:: Material for this exercise ::

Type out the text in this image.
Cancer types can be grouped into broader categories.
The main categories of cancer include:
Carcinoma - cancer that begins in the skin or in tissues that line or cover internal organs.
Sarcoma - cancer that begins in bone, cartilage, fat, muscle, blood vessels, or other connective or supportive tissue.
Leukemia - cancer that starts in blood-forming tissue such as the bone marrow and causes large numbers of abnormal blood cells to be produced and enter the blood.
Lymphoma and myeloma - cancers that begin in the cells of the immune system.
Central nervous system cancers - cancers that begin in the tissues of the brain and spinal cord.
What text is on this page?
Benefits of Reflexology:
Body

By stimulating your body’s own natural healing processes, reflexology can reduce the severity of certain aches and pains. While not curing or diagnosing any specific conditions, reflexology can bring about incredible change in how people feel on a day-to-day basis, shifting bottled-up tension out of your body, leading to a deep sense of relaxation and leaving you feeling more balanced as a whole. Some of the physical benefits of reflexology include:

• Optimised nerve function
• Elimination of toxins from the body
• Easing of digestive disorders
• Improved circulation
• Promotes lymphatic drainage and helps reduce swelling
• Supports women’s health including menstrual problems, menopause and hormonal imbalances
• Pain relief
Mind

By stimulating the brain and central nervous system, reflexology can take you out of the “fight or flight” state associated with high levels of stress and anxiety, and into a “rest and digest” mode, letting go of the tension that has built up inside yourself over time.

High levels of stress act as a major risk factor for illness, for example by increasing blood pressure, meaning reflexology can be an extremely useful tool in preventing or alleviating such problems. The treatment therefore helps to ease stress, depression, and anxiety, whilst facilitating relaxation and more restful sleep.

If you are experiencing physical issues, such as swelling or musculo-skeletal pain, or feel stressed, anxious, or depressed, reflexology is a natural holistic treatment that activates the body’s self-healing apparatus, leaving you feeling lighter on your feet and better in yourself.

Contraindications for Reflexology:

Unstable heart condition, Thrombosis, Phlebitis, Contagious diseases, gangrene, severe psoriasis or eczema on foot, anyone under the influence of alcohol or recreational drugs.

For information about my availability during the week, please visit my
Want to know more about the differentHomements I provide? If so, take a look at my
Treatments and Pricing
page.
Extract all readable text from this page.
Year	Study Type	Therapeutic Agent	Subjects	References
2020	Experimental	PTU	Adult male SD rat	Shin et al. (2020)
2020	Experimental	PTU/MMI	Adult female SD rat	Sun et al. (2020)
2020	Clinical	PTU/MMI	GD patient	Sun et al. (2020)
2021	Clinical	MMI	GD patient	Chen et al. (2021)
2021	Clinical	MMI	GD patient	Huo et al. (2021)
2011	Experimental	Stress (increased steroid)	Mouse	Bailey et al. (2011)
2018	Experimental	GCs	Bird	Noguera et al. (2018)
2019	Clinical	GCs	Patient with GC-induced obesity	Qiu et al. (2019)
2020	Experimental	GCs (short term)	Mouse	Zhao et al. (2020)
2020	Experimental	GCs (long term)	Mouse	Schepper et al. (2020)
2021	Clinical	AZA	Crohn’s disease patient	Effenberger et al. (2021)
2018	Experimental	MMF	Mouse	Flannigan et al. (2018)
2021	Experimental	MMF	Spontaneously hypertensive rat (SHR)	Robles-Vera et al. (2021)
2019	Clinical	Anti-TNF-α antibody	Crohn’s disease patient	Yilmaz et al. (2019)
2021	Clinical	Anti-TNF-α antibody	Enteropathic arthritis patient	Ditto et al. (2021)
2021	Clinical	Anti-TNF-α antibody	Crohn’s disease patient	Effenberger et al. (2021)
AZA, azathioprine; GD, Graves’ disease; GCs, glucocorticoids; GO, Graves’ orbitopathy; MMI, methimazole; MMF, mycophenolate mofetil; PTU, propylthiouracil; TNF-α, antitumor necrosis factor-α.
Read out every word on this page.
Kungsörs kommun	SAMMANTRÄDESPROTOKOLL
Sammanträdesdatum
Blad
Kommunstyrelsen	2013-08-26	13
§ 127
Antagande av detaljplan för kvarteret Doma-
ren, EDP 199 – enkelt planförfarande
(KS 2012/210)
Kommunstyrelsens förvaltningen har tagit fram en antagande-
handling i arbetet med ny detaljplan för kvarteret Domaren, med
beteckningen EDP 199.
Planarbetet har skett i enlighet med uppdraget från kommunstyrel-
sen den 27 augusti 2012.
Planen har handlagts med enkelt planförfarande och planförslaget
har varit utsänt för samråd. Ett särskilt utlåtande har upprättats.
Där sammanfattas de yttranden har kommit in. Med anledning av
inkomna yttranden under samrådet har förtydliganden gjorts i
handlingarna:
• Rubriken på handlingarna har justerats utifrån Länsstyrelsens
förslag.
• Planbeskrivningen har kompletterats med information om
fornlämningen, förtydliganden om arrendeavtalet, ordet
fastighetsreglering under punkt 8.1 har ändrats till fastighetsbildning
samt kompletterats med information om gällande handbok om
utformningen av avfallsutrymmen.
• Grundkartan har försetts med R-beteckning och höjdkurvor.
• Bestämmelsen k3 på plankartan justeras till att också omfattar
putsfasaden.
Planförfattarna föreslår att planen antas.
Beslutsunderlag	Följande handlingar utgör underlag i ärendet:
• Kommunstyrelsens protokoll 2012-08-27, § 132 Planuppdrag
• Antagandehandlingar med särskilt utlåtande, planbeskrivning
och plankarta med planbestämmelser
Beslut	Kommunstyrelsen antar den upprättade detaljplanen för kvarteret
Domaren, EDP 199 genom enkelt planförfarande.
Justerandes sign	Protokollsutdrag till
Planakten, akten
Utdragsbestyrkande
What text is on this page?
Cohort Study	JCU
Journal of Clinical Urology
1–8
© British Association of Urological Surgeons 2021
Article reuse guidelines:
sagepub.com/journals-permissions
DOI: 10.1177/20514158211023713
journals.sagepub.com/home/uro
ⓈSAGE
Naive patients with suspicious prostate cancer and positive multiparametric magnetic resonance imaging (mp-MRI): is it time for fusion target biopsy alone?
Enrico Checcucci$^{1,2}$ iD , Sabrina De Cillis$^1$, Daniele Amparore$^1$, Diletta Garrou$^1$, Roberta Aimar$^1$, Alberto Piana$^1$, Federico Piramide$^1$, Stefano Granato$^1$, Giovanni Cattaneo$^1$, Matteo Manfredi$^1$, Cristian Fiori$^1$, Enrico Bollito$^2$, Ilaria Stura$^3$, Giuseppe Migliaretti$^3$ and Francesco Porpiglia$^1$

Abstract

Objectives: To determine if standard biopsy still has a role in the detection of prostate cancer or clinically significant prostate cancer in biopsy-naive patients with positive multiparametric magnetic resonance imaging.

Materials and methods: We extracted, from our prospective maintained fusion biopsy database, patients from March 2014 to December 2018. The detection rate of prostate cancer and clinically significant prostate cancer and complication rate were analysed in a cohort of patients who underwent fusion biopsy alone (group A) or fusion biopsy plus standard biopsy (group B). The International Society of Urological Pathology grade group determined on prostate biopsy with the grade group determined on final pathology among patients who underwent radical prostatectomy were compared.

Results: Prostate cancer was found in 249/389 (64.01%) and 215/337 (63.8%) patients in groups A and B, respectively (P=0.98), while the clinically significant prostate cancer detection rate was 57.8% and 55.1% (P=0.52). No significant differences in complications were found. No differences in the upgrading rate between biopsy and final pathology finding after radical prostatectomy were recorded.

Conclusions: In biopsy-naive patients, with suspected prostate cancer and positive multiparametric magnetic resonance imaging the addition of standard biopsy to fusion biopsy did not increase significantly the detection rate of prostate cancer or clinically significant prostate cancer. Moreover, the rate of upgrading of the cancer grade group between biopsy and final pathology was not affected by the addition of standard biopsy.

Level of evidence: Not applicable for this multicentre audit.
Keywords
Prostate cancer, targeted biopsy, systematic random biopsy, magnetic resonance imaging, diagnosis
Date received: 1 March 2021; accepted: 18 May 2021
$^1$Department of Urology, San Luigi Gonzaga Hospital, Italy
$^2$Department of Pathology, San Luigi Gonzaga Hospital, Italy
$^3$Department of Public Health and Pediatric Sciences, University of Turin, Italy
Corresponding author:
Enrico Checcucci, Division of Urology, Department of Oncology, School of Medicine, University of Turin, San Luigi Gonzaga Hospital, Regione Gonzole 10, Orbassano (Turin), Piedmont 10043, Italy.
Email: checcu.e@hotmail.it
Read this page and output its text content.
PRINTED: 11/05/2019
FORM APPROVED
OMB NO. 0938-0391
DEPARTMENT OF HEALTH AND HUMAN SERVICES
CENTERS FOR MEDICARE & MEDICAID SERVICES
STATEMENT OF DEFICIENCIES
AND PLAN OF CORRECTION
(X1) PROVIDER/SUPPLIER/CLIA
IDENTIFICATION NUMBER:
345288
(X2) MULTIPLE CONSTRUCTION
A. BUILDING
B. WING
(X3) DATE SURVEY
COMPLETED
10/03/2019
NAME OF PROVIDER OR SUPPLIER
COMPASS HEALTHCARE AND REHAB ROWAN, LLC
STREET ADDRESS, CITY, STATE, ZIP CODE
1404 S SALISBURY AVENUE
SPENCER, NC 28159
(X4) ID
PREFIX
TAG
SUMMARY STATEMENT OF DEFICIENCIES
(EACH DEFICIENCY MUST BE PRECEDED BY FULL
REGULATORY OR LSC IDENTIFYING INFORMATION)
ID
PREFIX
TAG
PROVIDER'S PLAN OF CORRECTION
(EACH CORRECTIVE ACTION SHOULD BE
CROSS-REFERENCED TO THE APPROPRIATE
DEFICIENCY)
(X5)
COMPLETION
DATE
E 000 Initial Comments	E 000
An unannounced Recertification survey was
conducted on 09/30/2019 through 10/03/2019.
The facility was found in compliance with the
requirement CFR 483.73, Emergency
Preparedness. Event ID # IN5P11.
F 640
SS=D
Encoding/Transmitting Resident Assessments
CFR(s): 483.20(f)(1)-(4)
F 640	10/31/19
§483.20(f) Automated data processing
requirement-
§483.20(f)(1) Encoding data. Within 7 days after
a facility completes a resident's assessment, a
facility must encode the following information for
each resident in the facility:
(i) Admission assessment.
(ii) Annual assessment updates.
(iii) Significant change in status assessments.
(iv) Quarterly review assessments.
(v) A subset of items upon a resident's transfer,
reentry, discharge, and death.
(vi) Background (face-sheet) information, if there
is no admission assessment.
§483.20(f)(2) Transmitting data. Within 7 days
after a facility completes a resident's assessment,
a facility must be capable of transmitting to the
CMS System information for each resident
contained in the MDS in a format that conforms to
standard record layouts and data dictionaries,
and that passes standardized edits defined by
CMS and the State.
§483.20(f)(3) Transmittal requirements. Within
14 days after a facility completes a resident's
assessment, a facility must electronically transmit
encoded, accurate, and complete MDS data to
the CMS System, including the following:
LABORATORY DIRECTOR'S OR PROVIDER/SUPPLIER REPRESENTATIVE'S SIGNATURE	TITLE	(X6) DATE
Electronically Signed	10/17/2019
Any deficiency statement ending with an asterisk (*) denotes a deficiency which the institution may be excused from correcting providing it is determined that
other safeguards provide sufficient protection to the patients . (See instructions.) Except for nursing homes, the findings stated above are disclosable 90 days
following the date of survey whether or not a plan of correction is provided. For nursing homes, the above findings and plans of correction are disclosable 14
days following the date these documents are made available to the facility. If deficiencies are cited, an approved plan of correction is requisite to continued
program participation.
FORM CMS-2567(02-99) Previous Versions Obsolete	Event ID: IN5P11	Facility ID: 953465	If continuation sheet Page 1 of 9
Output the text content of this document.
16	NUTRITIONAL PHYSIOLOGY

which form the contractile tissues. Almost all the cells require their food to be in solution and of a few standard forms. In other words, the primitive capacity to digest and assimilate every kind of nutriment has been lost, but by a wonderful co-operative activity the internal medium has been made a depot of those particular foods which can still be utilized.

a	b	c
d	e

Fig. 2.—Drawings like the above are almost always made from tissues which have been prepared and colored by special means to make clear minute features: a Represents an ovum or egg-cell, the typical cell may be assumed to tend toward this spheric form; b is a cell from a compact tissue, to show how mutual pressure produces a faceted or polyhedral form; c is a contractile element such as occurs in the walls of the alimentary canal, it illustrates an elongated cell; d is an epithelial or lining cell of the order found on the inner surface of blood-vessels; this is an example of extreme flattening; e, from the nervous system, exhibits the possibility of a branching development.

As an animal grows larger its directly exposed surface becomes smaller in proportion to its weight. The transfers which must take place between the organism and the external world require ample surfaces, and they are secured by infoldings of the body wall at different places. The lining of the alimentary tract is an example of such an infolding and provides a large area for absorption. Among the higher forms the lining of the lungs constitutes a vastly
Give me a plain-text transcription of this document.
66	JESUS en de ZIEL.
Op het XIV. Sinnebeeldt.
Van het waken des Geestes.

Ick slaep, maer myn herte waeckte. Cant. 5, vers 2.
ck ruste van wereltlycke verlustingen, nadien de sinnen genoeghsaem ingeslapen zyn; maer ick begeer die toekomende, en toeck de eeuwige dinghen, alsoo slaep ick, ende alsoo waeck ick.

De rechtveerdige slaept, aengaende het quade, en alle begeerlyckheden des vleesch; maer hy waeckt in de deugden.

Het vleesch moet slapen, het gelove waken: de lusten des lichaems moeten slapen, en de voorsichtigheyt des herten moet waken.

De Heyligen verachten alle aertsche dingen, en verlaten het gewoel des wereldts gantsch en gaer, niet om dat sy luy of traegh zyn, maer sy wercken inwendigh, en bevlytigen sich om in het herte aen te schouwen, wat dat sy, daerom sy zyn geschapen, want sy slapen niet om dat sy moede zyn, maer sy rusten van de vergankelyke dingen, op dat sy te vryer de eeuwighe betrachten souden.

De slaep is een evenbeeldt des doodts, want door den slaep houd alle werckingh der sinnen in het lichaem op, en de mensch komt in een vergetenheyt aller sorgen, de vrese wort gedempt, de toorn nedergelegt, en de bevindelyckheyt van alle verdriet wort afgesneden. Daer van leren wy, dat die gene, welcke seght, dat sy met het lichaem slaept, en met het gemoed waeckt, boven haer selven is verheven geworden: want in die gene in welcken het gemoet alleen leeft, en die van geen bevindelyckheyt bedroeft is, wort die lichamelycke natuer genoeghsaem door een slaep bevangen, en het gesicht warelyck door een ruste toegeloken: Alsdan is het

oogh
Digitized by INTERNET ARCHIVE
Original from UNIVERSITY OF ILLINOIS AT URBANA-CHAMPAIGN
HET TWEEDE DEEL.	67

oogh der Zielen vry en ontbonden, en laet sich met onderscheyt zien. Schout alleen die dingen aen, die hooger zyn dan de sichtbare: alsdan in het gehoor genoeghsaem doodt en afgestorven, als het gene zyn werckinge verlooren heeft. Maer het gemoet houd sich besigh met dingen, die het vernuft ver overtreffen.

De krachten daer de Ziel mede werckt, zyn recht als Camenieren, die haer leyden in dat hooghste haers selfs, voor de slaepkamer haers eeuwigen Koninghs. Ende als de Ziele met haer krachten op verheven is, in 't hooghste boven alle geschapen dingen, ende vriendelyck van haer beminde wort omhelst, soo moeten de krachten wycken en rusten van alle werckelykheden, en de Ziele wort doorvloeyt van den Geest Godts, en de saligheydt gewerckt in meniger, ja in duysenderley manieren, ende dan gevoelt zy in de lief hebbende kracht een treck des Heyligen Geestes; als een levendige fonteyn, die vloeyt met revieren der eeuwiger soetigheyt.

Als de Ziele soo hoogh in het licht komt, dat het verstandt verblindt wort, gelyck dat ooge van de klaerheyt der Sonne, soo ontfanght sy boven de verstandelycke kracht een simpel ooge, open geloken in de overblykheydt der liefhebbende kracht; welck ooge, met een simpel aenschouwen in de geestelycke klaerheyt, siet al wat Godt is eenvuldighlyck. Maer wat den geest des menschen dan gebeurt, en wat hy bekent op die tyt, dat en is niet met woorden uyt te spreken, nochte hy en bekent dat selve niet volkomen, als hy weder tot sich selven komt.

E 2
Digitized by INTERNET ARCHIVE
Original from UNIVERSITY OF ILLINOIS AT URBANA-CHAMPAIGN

:::

# Assignment
Only a number is wanted here: the count of lines in the material above that contain "contractile".

# Response to the task
2